## Aim
Give back each entry unchanged, minus pictures.

## Input
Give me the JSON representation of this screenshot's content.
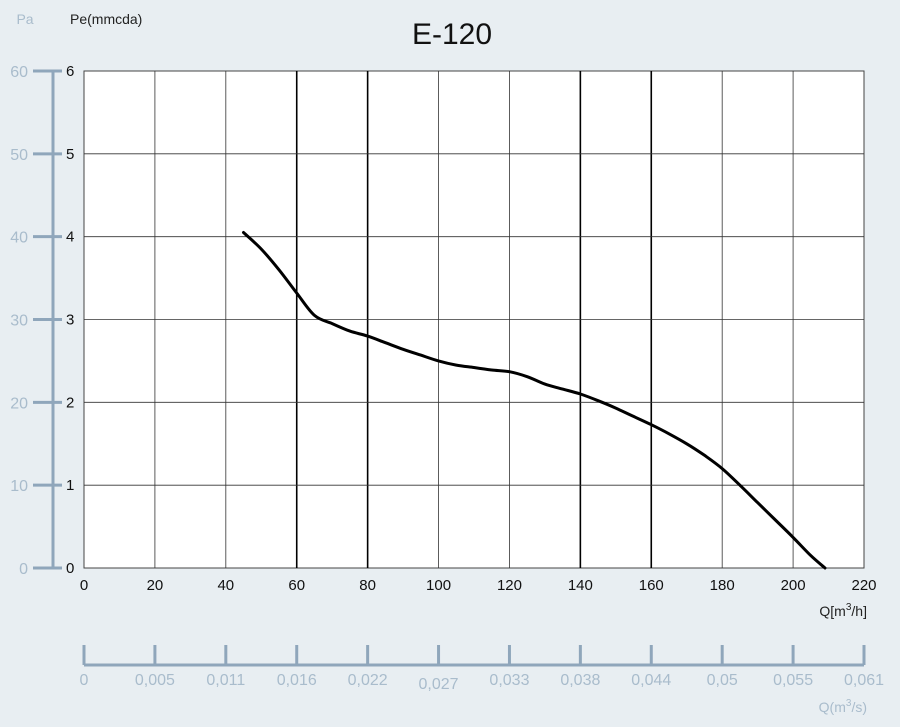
{
  "chart_data": {
    "type": "line",
    "title": "E-120",
    "left_axis_unit": "Pa",
    "ylabel": "Pe(mmcda)",
    "xlabel_main": "Q",
    "xlabel_unit_pre": "[m",
    "xlabel_unit_sup": "3",
    "xlabel_unit_post": "/h]",
    "xlabel_secondary_main": "Q",
    "xlabel_secondary_unit_pre": "(m",
    "xlabel_secondary_unit_sup": "3",
    "xlabel_secondary_unit_post": "/s)",
    "xlim": [
      0,
      220
    ],
    "ylim": [
      0,
      6
    ],
    "x_ticks": [
      "0",
      "20",
      "40",
      "60",
      "80",
      "100",
      "120",
      "140",
      "160",
      "180",
      "200",
      "220"
    ],
    "y_ticks": [
      "0",
      "1",
      "2",
      "3",
      "4",
      "5",
      "6"
    ],
    "pa_ticks": [
      "0",
      "10",
      "20",
      "30",
      "40",
      "50",
      "60"
    ],
    "secondary_x_ticks": [
      "0",
      "0,005",
      "0,011",
      "0,016",
      "0,022",
      "0,027",
      "0,033",
      "0,038",
      "0,044",
      "0,05",
      "0,055",
      "0,061"
    ],
    "grid": true,
    "series": [
      {
        "x": [
          45,
          50,
          55,
          60,
          65,
          70,
          75,
          80,
          85,
          90,
          95,
          100,
          105,
          110,
          115,
          120,
          125,
          130,
          135,
          140,
          145,
          150,
          155,
          160,
          165,
          170,
          175,
          180,
          185,
          190,
          195,
          200,
          205,
          209
        ],
        "y": [
          4.05,
          3.85,
          3.6,
          3.32,
          3.05,
          2.95,
          2.86,
          2.8,
          2.72,
          2.64,
          2.57,
          2.5,
          2.45,
          2.42,
          2.39,
          2.37,
          2.31,
          2.22,
          2.16,
          2.1,
          2.02,
          1.93,
          1.83,
          1.73,
          1.62,
          1.5,
          1.36,
          1.2,
          1.0,
          0.79,
          0.58,
          0.37,
          0.15,
          0.0
        ]
      }
    ]
  },
  "colors": {
    "background": "#e8eef2",
    "plot_background": "#ffffff",
    "curve": "#000000",
    "secondary_axis": "#8fa6bb",
    "secondary_text": "#a9bccc",
    "grid_thin": "#333333",
    "grid_bold": "#000000"
  }
}
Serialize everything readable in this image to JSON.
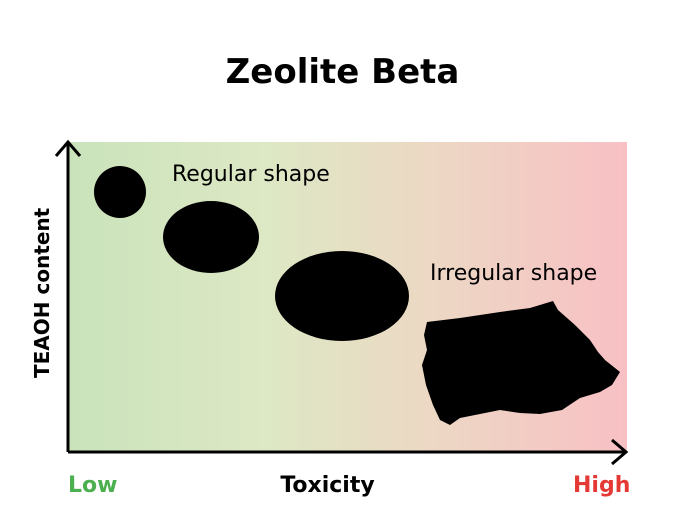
{
  "title": "Zeolite Beta",
  "y_axis_label": "TEAOH content",
  "x_axis_label": "Toxicity",
  "x_low_label": "Low",
  "x_high_label": "High",
  "annotations": {
    "regular": "Regular shape",
    "irregular": "Irregular shape"
  },
  "colors": {
    "low": "#4caf50",
    "high": "#e53935",
    "bg_left": "#c9e3bb",
    "bg_mid": "#dde8c4",
    "bg_beige": "#ecd8c4",
    "bg_right": "#f8c0c4",
    "shape": "#000000"
  }
}
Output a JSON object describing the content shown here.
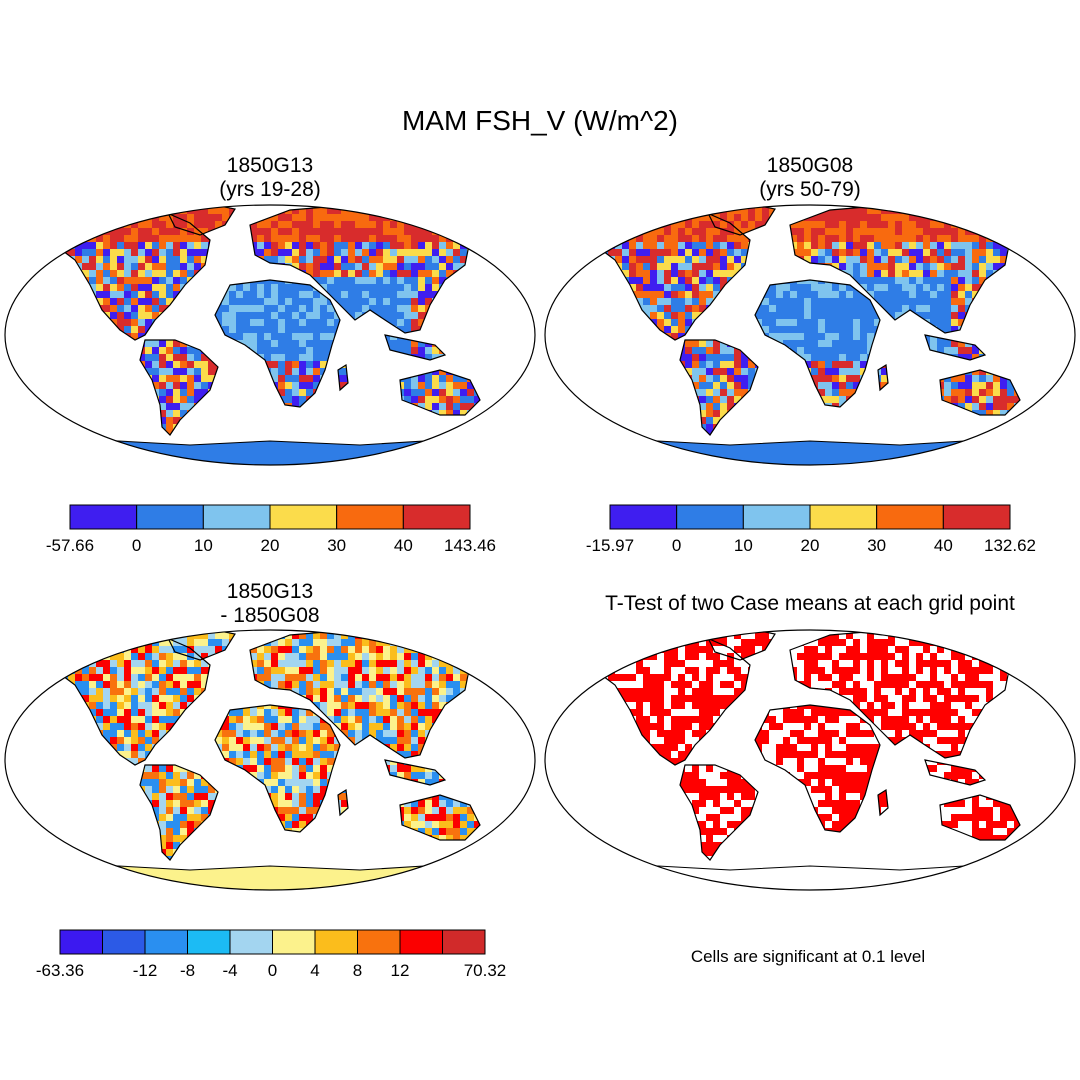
{
  "figure": {
    "title": "MAM FSH_V (W/m^2)"
  },
  "panels": [
    {
      "title_line1": "1850G13",
      "title_line2": "(yrs 19-28)",
      "colorbar": {
        "colors": [
          "#3f1ef0",
          "#2f7de6",
          "#7fc4ee",
          "#fbdc4b",
          "#f86a0f",
          "#d82c2c"
        ],
        "labels": [
          "-57.66",
          "0",
          "10",
          "20",
          "30",
          "40",
          "143.46"
        ]
      }
    },
    {
      "title_line1": "1850G08",
      "title_line2": "(yrs 50-79)",
      "colorbar": {
        "colors": [
          "#3f1ef0",
          "#2f7de6",
          "#7fc4ee",
          "#fbdc4b",
          "#f86a0f",
          "#d82c2c"
        ],
        "labels": [
          "-15.97",
          "0",
          "10",
          "20",
          "30",
          "40",
          "132.62"
        ]
      }
    },
    {
      "title_line1": "1850G13",
      "title_line2": "- 1850G08",
      "colorbar": {
        "colors": [
          "#3c19f0",
          "#2c5ae6",
          "#2a8ff0",
          "#1cbbf4",
          "#a3d5f0",
          "#fcf28c",
          "#fbbd1c",
          "#f8720e",
          "#fb0000",
          "#d12a2a"
        ],
        "labels": [
          "-63.36",
          "",
          "-12",
          "-8",
          "-4",
          "0",
          "4",
          "8",
          "12",
          "",
          "70.32"
        ]
      }
    },
    {
      "title_line1": "T-Test of two Case means at each grid point",
      "footnote": "Cells are significant at 0.1 level"
    }
  ],
  "map_colors": {
    "ocean": "#ffffff",
    "coast": "#000000",
    "significant": "#ff0000"
  }
}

## Exercise answer
Give me the JSON representation of this screenshot's content.
{
  "chart_data": {
    "type": "line",
    "title": "E-120",
    "left_axis_unit": "Pa",
    "ylabel": "Pe(mmcda)",
    "xlabel_main": "Q",
    "xlabel_unit_pre": "[m",
    "xlabel_unit_sup": "3",
    "xlabel_unit_post": "/h]",
    "xlabel_secondary_main": "Q",
    "xlabel_secondary_unit_pre": "(m",
    "xlabel_secondary_unit_sup": "3",
    "xlabel_secondary_unit_post": "/s)",
    "xlim": [
      0,
      220
    ],
    "ylim": [
      0,
      6
    ],
    "x_ticks": [
      "0",
      "20",
      "40",
      "60",
      "80",
      "100",
      "120",
      "140",
      "160",
      "180",
      "200",
      "220"
    ],
    "y_ticks": [
      "0",
      "1",
      "2",
      "3",
      "4",
      "5",
      "6"
    ],
    "pa_ticks": [
      "0",
      "10",
      "20",
      "30",
      "40",
      "50",
      "60"
    ],
    "secondary_x_ticks": [
      "0",
      "0,005",
      "0,011",
      "0,016",
      "0,022",
      "0,027",
      "0,033",
      "0,038",
      "0,044",
      "0,05",
      "0,055",
      "0,061"
    ],
    "grid": true,
    "series": [
      {
        "x": [
          45,
          50,
          55,
          60,
          65,
          70,
          75,
          80,
          85,
          90,
          95,
          100,
          105,
          110,
          115,
          120,
          125,
          130,
          135,
          140,
          145,
          150,
          155,
          160,
          165,
          170,
          175,
          180,
          185,
          190,
          195,
          200,
          205,
          209
        ],
        "y": [
          4.05,
          3.85,
          3.6,
          3.32,
          3.05,
          2.95,
          2.86,
          2.8,
          2.72,
          2.64,
          2.57,
          2.5,
          2.45,
          2.42,
          2.39,
          2.37,
          2.31,
          2.22,
          2.16,
          2.1,
          2.02,
          1.93,
          1.83,
          1.73,
          1.62,
          1.5,
          1.36,
          1.2,
          1.0,
          0.79,
          0.58,
          0.37,
          0.15,
          0.0
        ]
      }
    ]
  },
  "colors": {
    "background": "#e8eef2",
    "plot_background": "#ffffff",
    "curve": "#000000",
    "secondary_axis": "#8fa6bb",
    "secondary_text": "#a9bccc",
    "grid_thin": "#333333",
    "grid_bold": "#000000"
  }
}
Serialize everything readable in this image to JSON.
{
  "title": "Zeolite Beta",
  "y_axis_label": "TEAOH content",
  "x_axis_label": "Toxicity",
  "x_low_label": "Low",
  "x_high_label": "High",
  "annotations": {
    "regular": "Regular shape",
    "irregular": "Irregular shape"
  },
  "colors": {
    "low": "#4caf50",
    "high": "#e53935",
    "bg_left": "#c9e3bb",
    "bg_mid": "#dde8c4",
    "bg_beige": "#ecd8c4",
    "bg_right": "#f8c0c4",
    "shape": "#000000"
  }
}
Output a JSON object describing the content shown here.
{
  "figure": {
    "title": "MAM FSH_V (W/m^2)"
  },
  "panels": [
    {
      "title_line1": "1850G13",
      "title_line2": "(yrs 19-28)",
      "colorbar": {
        "colors": [
          "#3f1ef0",
          "#2f7de6",
          "#7fc4ee",
          "#fbdc4b",
          "#f86a0f",
          "#d82c2c"
        ],
        "labels": [
          "-57.66",
          "0",
          "10",
          "20",
          "30",
          "40",
          "143.46"
        ]
      }
    },
    {
      "title_line1": "1850G08",
      "title_line2": "(yrs 50-79)",
      "colorbar": {
        "colors": [
          "#3f1ef0",
          "#2f7de6",
          "#7fc4ee",
          "#fbdc4b",
          "#f86a0f",
          "#d82c2c"
        ],
        "labels": [
          "-15.97",
          "0",
          "10",
          "20",
          "30",
          "40",
          "132.62"
        ]
      }
    },
    {
      "title_line1": "1850G13",
      "title_line2": "- 1850G08",
      "colorbar": {
        "colors": [
          "#3c19f0",
          "#2c5ae6",
          "#2a8ff0",
          "#1cbbf4",
          "#a3d5f0",
          "#fcf28c",
          "#fbbd1c",
          "#f8720e",
          "#fb0000",
          "#d12a2a"
        ],
        "labels": [
          "-63.36",
          "",
          "-12",
          "-8",
          "-4",
          "0",
          "4",
          "8",
          "12",
          "",
          "70.32"
        ]
      }
    },
    {
      "title_line1": "T-Test of two Case means at each grid point",
      "footnote": "Cells are significant at 0.1 level"
    }
  ],
  "map_colors": {
    "ocean": "#ffffff",
    "coast": "#000000",
    "significant": "#ff0000"
  }
}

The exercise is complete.